> **Exercise brief**: Determine how many lines in the entries below include "Nível". The reply should be that number and nothing else.

Items from a data source

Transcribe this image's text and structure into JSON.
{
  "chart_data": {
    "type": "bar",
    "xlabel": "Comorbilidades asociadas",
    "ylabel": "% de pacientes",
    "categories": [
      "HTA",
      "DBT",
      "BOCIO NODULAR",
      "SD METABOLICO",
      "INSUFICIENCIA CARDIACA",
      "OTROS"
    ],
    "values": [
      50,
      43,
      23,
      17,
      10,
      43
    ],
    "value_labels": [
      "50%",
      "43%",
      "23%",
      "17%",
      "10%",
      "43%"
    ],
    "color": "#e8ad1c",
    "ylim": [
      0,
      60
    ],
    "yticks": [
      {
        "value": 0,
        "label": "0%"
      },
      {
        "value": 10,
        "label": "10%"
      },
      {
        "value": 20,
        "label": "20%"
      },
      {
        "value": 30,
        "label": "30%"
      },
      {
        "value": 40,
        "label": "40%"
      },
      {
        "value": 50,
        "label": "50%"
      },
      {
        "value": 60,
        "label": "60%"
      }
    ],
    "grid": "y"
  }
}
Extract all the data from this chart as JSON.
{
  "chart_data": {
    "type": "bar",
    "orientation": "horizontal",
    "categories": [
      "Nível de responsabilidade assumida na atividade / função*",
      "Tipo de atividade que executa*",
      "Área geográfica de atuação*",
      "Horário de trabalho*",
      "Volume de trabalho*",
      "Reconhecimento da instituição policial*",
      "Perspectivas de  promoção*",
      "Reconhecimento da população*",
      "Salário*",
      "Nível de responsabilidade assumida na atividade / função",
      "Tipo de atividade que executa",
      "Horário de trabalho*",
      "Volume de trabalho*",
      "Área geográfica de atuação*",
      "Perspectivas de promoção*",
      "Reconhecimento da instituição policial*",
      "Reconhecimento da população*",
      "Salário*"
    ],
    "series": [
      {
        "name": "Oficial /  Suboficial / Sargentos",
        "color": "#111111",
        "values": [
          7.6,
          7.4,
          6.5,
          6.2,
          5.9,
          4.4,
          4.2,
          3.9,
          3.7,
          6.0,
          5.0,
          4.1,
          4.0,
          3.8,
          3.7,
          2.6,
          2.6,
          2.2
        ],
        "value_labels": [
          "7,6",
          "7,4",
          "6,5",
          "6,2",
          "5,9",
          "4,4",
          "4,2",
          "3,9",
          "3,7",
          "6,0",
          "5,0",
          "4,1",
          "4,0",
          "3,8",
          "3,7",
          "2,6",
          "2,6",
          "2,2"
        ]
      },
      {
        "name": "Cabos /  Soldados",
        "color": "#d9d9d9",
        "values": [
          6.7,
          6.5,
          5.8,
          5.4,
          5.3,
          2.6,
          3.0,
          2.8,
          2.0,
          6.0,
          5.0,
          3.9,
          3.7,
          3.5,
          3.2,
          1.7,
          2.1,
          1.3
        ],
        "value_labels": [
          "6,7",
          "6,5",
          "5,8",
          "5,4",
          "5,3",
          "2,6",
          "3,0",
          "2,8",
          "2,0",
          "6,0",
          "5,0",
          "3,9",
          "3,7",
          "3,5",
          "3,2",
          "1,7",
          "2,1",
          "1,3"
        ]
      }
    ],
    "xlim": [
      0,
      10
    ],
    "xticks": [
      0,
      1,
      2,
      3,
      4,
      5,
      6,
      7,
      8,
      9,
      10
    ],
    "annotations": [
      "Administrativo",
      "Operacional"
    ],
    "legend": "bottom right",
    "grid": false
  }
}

> **Exercise answer**: 2